* **Data supplied**:
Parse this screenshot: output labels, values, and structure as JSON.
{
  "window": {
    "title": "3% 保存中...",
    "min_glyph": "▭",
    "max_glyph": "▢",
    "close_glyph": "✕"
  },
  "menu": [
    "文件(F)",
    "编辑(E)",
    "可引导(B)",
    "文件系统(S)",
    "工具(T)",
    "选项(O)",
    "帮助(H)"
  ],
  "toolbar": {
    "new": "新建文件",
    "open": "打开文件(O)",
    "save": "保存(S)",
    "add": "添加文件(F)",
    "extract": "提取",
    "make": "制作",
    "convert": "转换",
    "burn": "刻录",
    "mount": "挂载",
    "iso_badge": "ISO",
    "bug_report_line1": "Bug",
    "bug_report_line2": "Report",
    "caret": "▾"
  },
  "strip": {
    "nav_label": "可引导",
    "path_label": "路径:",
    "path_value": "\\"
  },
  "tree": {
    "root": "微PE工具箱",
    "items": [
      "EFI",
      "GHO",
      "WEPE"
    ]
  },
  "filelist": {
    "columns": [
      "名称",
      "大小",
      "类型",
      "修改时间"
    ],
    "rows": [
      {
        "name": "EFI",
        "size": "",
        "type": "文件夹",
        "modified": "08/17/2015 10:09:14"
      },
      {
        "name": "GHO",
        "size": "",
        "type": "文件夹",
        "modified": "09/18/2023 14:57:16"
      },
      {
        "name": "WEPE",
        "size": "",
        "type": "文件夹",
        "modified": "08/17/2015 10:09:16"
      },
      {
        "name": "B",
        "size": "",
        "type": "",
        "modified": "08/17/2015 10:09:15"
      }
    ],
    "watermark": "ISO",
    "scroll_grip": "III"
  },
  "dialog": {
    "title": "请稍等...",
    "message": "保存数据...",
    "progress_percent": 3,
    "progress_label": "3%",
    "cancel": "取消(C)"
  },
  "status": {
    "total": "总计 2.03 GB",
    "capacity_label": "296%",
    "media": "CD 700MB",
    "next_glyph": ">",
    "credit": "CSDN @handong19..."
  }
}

* **Stated goal**: Copy out every line of the material above that mentions the word "modified".

* **Full response**:
        "modified": "08/17/2015 10:09:14"
        "modified": "09/18/2023 14:57:16"
        "modified": "08/17/2015 10:09:16"
        "modified": "08/17/2015 10:09:15"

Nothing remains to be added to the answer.